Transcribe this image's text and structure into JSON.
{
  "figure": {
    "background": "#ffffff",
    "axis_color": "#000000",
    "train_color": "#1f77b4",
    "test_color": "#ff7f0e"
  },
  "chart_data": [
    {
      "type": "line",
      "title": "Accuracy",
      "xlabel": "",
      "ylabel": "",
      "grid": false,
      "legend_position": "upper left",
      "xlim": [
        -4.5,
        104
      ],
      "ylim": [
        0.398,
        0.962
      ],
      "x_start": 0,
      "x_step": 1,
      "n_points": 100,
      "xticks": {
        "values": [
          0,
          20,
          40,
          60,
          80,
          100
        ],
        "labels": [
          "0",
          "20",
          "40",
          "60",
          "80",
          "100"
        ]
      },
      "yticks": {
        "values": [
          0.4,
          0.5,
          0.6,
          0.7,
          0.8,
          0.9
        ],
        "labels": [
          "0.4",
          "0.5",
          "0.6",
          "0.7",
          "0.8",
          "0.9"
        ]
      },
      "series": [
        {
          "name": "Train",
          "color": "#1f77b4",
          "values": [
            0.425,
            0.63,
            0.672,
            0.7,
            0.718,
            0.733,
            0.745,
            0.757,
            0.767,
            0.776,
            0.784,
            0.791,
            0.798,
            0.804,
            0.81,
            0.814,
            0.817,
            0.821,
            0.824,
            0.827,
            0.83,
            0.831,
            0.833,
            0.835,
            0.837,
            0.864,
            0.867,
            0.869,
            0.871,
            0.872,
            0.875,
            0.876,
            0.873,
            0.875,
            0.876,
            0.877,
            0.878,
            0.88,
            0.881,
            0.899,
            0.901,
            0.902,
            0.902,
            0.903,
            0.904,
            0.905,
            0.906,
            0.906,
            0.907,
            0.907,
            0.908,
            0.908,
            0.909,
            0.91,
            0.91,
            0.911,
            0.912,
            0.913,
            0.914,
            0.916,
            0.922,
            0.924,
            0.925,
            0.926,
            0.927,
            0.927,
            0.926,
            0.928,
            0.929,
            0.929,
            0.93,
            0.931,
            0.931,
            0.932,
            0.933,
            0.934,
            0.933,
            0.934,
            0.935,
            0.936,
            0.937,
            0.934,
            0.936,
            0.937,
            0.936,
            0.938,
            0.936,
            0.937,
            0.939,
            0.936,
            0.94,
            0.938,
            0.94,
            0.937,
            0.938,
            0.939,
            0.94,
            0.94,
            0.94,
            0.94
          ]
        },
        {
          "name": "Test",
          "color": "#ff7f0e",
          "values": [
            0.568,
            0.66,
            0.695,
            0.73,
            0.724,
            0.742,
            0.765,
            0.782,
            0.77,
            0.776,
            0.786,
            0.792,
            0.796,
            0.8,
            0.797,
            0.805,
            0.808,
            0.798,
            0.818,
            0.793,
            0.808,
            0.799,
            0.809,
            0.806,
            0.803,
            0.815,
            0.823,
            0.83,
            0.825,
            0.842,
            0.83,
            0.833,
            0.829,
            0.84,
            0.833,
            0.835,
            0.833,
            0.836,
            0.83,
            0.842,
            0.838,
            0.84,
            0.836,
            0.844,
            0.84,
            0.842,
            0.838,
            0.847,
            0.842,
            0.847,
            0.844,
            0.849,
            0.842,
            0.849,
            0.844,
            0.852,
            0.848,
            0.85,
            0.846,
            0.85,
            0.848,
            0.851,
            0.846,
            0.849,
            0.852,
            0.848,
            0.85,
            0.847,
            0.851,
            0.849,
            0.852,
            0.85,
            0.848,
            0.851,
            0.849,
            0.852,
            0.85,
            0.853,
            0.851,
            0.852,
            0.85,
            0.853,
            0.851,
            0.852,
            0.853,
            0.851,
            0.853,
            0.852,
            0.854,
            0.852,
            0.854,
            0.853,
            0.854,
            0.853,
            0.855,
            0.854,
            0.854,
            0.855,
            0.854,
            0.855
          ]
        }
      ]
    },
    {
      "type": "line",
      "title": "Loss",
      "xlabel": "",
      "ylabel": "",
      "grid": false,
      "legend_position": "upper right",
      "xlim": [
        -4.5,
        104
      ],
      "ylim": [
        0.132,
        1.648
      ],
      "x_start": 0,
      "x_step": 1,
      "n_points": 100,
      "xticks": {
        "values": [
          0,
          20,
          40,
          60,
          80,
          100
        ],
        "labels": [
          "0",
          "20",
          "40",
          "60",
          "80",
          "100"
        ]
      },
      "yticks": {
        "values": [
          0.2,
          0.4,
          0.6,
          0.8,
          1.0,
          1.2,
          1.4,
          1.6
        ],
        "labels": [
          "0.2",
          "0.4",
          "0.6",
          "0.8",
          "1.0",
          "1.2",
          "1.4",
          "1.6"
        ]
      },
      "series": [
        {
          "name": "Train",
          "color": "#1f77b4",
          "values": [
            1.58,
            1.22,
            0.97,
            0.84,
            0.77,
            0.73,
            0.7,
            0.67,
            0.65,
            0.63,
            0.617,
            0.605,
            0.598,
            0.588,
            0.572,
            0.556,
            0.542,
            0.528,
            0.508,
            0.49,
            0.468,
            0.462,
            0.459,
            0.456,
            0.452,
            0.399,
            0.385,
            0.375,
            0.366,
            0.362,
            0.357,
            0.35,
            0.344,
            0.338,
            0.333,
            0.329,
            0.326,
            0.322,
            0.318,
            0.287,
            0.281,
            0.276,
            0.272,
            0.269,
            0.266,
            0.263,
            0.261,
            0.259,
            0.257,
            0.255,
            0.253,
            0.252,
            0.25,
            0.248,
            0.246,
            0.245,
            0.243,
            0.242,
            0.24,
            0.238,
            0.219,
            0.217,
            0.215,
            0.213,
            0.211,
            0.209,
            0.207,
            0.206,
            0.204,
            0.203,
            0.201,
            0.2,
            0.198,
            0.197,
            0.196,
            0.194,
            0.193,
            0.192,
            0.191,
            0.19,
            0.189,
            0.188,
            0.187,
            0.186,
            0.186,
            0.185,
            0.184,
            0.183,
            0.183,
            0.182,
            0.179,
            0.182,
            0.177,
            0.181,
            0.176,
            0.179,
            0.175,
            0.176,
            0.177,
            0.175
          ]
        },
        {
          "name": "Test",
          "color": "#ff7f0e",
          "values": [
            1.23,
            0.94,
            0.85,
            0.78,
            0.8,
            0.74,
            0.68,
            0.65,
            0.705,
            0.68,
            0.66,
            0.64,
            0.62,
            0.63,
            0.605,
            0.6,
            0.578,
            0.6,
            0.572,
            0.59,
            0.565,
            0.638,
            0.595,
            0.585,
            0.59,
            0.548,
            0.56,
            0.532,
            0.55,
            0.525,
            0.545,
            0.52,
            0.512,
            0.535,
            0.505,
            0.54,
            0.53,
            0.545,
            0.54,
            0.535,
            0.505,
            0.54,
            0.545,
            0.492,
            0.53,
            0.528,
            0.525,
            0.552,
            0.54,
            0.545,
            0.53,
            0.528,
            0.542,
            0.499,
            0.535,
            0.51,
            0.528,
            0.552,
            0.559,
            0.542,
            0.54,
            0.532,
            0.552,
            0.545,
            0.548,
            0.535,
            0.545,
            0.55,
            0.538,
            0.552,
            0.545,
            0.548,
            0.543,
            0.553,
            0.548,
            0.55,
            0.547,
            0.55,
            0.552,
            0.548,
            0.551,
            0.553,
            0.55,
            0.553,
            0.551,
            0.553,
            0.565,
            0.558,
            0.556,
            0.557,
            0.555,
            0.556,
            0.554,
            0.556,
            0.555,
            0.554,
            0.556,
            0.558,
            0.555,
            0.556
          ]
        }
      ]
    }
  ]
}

### Description of the task
Output the entries exactly.

### Full solution
Transcribe this image's text and structure into JSON.
{
  "figure": {
    "background": "#ffffff",
    "axis_color": "#000000",
    "train_color": "#1f77b4",
    "test_color": "#ff7f0e"
  },
  "chart_data": [
    {
      "type": "line",
      "title": "Accuracy",
      "xlabel": "",
      "ylabel": "",
      "grid": false,
      "legend_position": "upper left",
      "xlim": [
        -4.5,
        104
      ],
      "ylim": [
        0.398,
        0.962
      ],
      "x_start": 0,
      "x_step": 1,
      "n_points": 100,
      "xticks": {
        "values": [
          0,
          20,
          40,
          60,
          80,
          100
        ],
        "labels": [
          "0",
          "20",
          "40",
          "60",
          "80",
          "100"
        ]
      },
      "yticks": {
        "values": [
          0.4,
          0.5,
          0.6,
          0.7,
          0.8,
          0.9
        ],
        "labels": [
          "0.4",
          "0.5",
          "0.6",
          "0.7",
          "0.8",
          "0.9"
        ]
      },
      "series": [
        {
          "name": "Train",
          "color": "#1f77b4",
          "values": [
            0.425,
            0.63,
            0.672,
            0.7,
            0.718,
            0.733,
            0.745,
            0.757,
            0.767,
            0.776,
            0.784,
            0.791,
            0.798,
            0.804,
            0.81,
            0.814,
            0.817,
            0.821,
            0.824,
            0.827,
            0.83,
            0.831,
            0.833,
            0.835,
            0.837,
            0.864,
            0.867,
            0.869,
            0.871,
            0.872,
            0.875,
            0.876,
            0.873,
            0.875,
            0.876,
            0.877,
            0.878,
            0.88,
            0.881,
            0.899,
            0.901,
            0.902,
            0.902,
            0.903,
            0.904,
            0.905,
            0.906,
            0.906,
            0.907,
            0.907,
            0.908,
            0.908,
            0.909,
            0.91,
            0.91,
            0.911,
            0.912,
            0.913,
            0.914,
            0.916,
            0.922,
            0.924,
            0.925,
            0.926,
            0.927,
            0.927,
            0.926,
            0.928,
            0.929,
            0.929,
            0.93,
            0.931,
            0.931,
            0.932,
            0.933,
            0.934,
            0.933,
            0.934,
            0.935,
            0.936,
            0.937,
            0.934,
            0.936,
            0.937,
            0.936,
            0.938,
            0.936,
            0.937,
            0.939,
            0.936,
            0.94,
            0.938,
            0.94,
            0.937,
            0.938,
            0.939,
            0.94,
            0.94,
            0.94,
            0.94
          ]
        },
        {
          "name": "Test",
          "color": "#ff7f0e",
          "values": [
            0.568,
            0.66,
            0.695,
            0.73,
            0.724,
            0.742,
            0.765,
            0.782,
            0.77,
            0.776,
            0.786,
            0.792,
            0.796,
            0.8,
            0.797,
            0.805,
            0.808,
            0.798,
            0.818,
            0.793,
            0.808,
            0.799,
            0.809,
            0.806,
            0.803,
            0.815,
            0.823,
            0.83,
            0.825,
            0.842,
            0.83,
            0.833,
            0.829,
            0.84,
            0.833,
            0.835,
            0.833,
            0.836,
            0.83,
            0.842,
            0.838,
            0.84,
            0.836,
            0.844,
            0.84,
            0.842,
            0.838,
            0.847,
            0.842,
            0.847,
            0.844,
            0.849,
            0.842,
            0.849,
            0.844,
            0.852,
            0.848,
            0.85,
            0.846,
            0.85,
            0.848,
            0.851,
            0.846,
            0.849,
            0.852,
            0.848,
            0.85,
            0.847,
            0.851,
            0.849,
            0.852,
            0.85,
            0.848,
            0.851,
            0.849,
            0.852,
            0.85,
            0.853,
            0.851,
            0.852,
            0.85,
            0.853,
            0.851,
            0.852,
            0.853,
            0.851,
            0.853,
            0.852,
            0.854,
            0.852,
            0.854,
            0.853,
            0.854,
            0.853,
            0.855,
            0.854,
            0.854,
            0.855,
            0.854,
            0.855
          ]
        }
      ]
    },
    {
      "type": "line",
      "title": "Loss",
      "xlabel": "",
      "ylabel": "",
      "grid": false,
      "legend_position": "upper right",
      "xlim": [
        -4.5,
        104
      ],
      "ylim": [
        0.132,
        1.648
      ],
      "x_start": 0,
      "x_step": 1,
      "n_points": 100,
      "xticks": {
        "values": [
          0,
          20,
          40,
          60,
          80,
          100
        ],
        "labels": [
          "0",
          "20",
          "40",
          "60",
          "80",
          "100"
        ]
      },
      "yticks": {
        "values": [
          0.2,
          0.4,
          0.6,
          0.8,
          1.0,
          1.2,
          1.4,
          1.6
        ],
        "labels": [
          "0.2",
          "0.4",
          "0.6",
          "0.8",
          "1.0",
          "1.2",
          "1.4",
          "1.6"
        ]
      },
      "series": [
        {
          "name": "Train",
          "color": "#1f77b4",
          "values": [
            1.58,
            1.22,
            0.97,
            0.84,
            0.77,
            0.73,
            0.7,
            0.67,
            0.65,
            0.63,
            0.617,
            0.605,
            0.598,
            0.588,
            0.572,
            0.556,
            0.542,
            0.528,
            0.508,
            0.49,
            0.468,
            0.462,
            0.459,
            0.456,
            0.452,
            0.399,
            0.385,
            0.375,
            0.366,
            0.362,
            0.357,
            0.35,
            0.344,
            0.338,
            0.333,
            0.329,
            0.326,
            0.322,
            0.318,
            0.287,
            0.281,
            0.276,
            0.272,
            0.269,
            0.266,
            0.263,
            0.261,
            0.259,
            0.257,
            0.255,
            0.253,
            0.252,
            0.25,
            0.248,
            0.246,
            0.245,
            0.243,
            0.242,
            0.24,
            0.238,
            0.219,
            0.217,
            0.215,
            0.213,
            0.211,
            0.209,
            0.207,
            0.206,
            0.204,
            0.203,
            0.201,
            0.2,
            0.198,
            0.197,
            0.196,
            0.194,
            0.193,
            0.192,
            0.191,
            0.19,
            0.189,
            0.188,
            0.187,
            0.186,
            0.186,
            0.185,
            0.184,
            0.183,
            0.183,
            0.182,
            0.179,
            0.182,
            0.177,
            0.181,
            0.176,
            0.179,
            0.175,
            0.176,
            0.177,
            0.175
          ]
        },
        {
          "name": "Test",
          "color": "#ff7f0e",
          "values": [
            1.23,
            0.94,
            0.85,
            0.78,
            0.8,
            0.74,
            0.68,
            0.65,
            0.705,
            0.68,
            0.66,
            0.64,
            0.62,
            0.63,
            0.605,
            0.6,
            0.578,
            0.6,
            0.572,
            0.59,
            0.565,
            0.638,
            0.595,
            0.585,
            0.59,
            0.548,
            0.56,
            0.532,
            0.55,
            0.525,
            0.545,
            0.52,
            0.512,
            0.535,
            0.505,
            0.54,
            0.53,
            0.545,
            0.54,
            0.535,
            0.505,
            0.54,
            0.545,
            0.492,
            0.53,
            0.528,
            0.525,
            0.552,
            0.54,
            0.545,
            0.53,
            0.528,
            0.542,
            0.499,
            0.535,
            0.51,
            0.528,
            0.552,
            0.559,
            0.542,
            0.54,
            0.532,
            0.552,
            0.545,
            0.548,
            0.535,
            0.545,
            0.55,
            0.538,
            0.552,
            0.545,
            0.548,
            0.543,
            0.553,
            0.548,
            0.55,
            0.547,
            0.55,
            0.552,
            0.548,
            0.551,
            0.553,
            0.55,
            0.553,
            0.551,
            0.553,
            0.565,
            0.558,
            0.556,
            0.557,
            0.555,
            0.556,
            0.554,
            0.556,
            0.555,
            0.554,
            0.556,
            0.558,
            0.555,
            0.556
          ]
        }
      ]
    }
  ]
}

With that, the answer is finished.